Given \(Z\), \(Y\) gives no information to predict \(X\). Graphically, if \(Z\) is a parent of \(X\) and \(X\) and \(Y\) are independent conditioning on \(Z\), there should not be any arrow directly pointing to \(X\) from \(Y\). Thus, the first structural equation in (2) is a better fit. Here, causal learning can be viewed as a problem of model selection, and the task becomes how to construct a score function for selection regression model in RKHS.

The most straightforward test for goodness-of-fit is the maximum log-likelihood for the regression problem in (1). Unfortunately, we do not know the distribution of \(\phi_X(X)\) since \(\mathcal{X}\) is infinite-dimensional. The strategy is to reformulate the problem so that it is expressed only in kernel functions, which is tractable in finite space.

3. Formulation

For a particular observation \((x, z)\), we map \(\phi_X(x)\) into the empirical feature map \(k_X\) that is in \(n\)dimensional space $$ k_x = \left[ \begin{array}{cc|r} \langle k_X(x_1, x),\phi_X(x) \rangle_{\mathcal{H}_X} \\ ... \\ \langle k_X(x_n, x),\phi_X(x) \rangle_{\mathcal{H}_X} \end{array} \right] $$

According the reproducing property, \(k_x\) has the same vector structure as \(\phi_X(X)\) wherein each element is equivalent to a function \(f_i(x)\) given by the linear combination. This means that regressing \(k_X\) on \(Z\) does not cause loss of information, that is the log-likelihood score reflects model compatibility while remains tractable.

» Provided data:
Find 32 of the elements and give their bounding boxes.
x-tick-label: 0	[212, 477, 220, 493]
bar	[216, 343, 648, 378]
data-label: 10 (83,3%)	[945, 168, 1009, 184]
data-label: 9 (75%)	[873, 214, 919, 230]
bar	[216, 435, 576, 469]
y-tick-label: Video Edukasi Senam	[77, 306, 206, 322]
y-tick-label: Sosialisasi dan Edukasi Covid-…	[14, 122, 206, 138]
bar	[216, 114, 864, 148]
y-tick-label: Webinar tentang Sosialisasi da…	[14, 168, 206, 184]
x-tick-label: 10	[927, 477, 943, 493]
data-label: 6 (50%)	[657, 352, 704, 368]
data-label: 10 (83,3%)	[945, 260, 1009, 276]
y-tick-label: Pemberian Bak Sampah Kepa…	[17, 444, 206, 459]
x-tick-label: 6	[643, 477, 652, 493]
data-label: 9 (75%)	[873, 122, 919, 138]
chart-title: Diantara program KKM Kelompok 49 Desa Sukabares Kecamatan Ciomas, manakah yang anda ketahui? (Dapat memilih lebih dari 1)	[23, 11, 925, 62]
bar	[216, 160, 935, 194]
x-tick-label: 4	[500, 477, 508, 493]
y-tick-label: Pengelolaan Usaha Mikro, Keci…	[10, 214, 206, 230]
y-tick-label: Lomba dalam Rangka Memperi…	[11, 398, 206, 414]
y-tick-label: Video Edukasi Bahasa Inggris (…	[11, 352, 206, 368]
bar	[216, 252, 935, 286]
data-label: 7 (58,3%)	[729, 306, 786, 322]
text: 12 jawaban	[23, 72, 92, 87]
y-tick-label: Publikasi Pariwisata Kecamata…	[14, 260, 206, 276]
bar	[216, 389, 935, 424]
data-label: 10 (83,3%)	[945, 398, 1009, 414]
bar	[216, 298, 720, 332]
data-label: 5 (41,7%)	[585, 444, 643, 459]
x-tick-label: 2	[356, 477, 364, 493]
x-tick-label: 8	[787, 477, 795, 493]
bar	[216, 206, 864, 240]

» Goal: Please write the next part of the passage on kernel-based causal learning, starting right after its last sentence. The material shown above is separate from the passage on kernel-based causal learning.

» Exercise response:
We now turn our attention to the reformulated problem $$k_x = \tilde{F}(z) + \tilde{U} \quad (5) $$ Assuming Gaussian errors, we fit a kernel ridge regression on finite sample size (regression with \(L2\) regularization) to estimate $$\tilde{\hat{F}}_Z(z) \approx \sum^{n}_{i=1} k_Z(z_i, z)c_i$$ where the coefficient matrix \(c \in R^n\) can be found by solving $$\min \frac{1}{n}||Y-cK_Z||^{2}_{R^n} + \lambda c^T K_Z c \quad \lambda: \text{regularization parameter}$$ This gives $$\hat{c} = Y(K_Z + \lambda n I)^{-1}$$ The fitted function is $$\tilde{\hat{F}}_Z(z) = \hat{c}K_Z = \tilde{K_X}(K_Z + \lambda n I)^{-1}K_Z$$ The estimated covariance matrix is $$\hat{\Sigma} = \frac{1}{n}(\tilde{K}_X - \tilde{\hat{F}}_Z)(\tilde{K}_X - \tilde{\hat{F}}_Z)^T = n\lambda^2 \tilde{K}_X (\tilde{K}_Z + n\lambda I)^{-2}\tilde{K}_X $$

The maximal value of log-likelihood is represented as

LL
Maximum Value of Log-Likehood (extracted from the paper)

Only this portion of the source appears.